What you will do
Leave out the pictures and repeat the data exactly.

Material
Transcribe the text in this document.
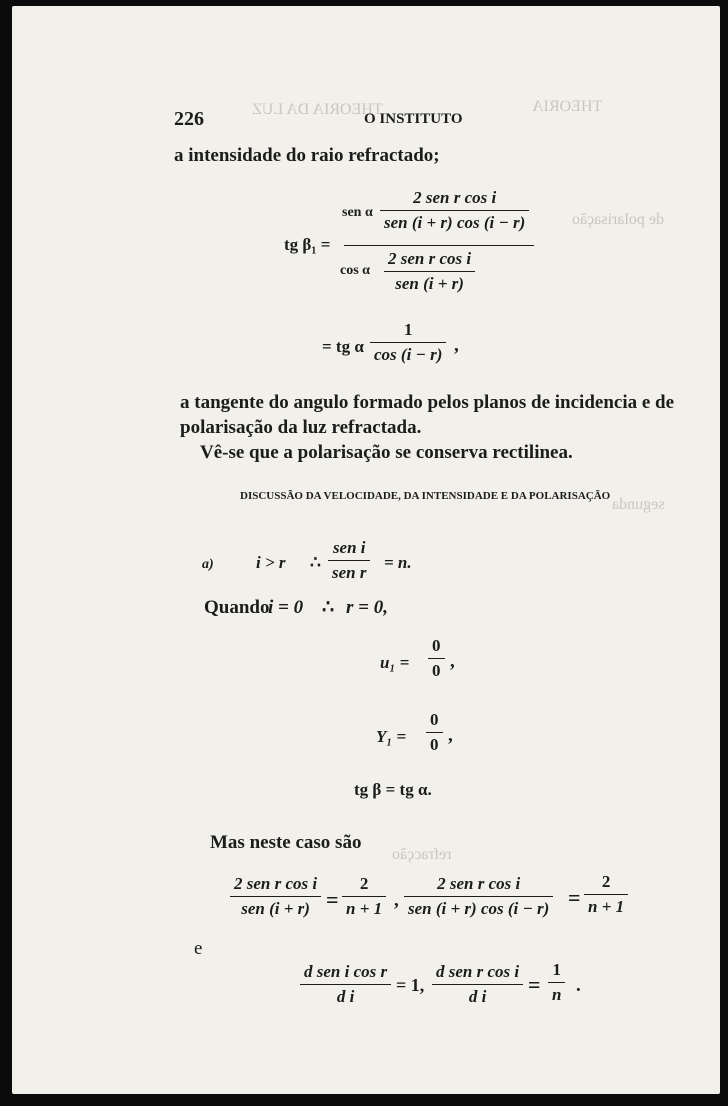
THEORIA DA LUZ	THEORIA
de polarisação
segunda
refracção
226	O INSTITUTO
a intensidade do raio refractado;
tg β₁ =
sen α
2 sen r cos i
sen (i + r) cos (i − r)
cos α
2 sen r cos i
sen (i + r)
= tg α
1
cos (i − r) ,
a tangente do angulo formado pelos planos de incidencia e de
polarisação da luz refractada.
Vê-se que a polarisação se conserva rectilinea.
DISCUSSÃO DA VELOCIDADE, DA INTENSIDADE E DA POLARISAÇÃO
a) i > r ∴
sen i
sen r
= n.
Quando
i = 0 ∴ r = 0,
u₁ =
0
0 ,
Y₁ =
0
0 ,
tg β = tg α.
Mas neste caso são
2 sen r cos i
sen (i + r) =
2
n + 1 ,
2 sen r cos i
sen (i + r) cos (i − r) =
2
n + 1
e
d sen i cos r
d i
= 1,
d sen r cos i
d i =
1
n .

Final answer
Transcribe the text in this document.
THEORIA DA LUZ	THEORIA
de polarisação
segunda
refracção
226	O INSTITUTO
a intensidade do raio refractado;
tg β₁ =
sen α
2 sen r cos i
sen (i + r) cos (i − r)
cos α
2 sen r cos i
sen (i + r)
= tg α
1
cos (i − r) ,
a tangente do angulo formado pelos planos de incidencia e de
polarisação da luz refractada.
Vê-se que a polarisação se conserva rectilinea.
DISCUSSÃO DA VELOCIDADE, DA INTENSIDADE E DA POLARISAÇÃO
a) i > r ∴
sen i
sen r
= n.
Quando
i = 0 ∴ r = 0,
u₁ =
0
0 ,
Y₁ =
0
0 ,
tg β = tg α.
Mas neste caso são
2 sen r cos i
sen (i + r) =
2
n + 1 ,
2 sen r cos i
sen (i + r) cos (i − r) =
2
n + 1
e
d sen i cos r
d i
= 1,
d sen r cos i
d i =
1
n .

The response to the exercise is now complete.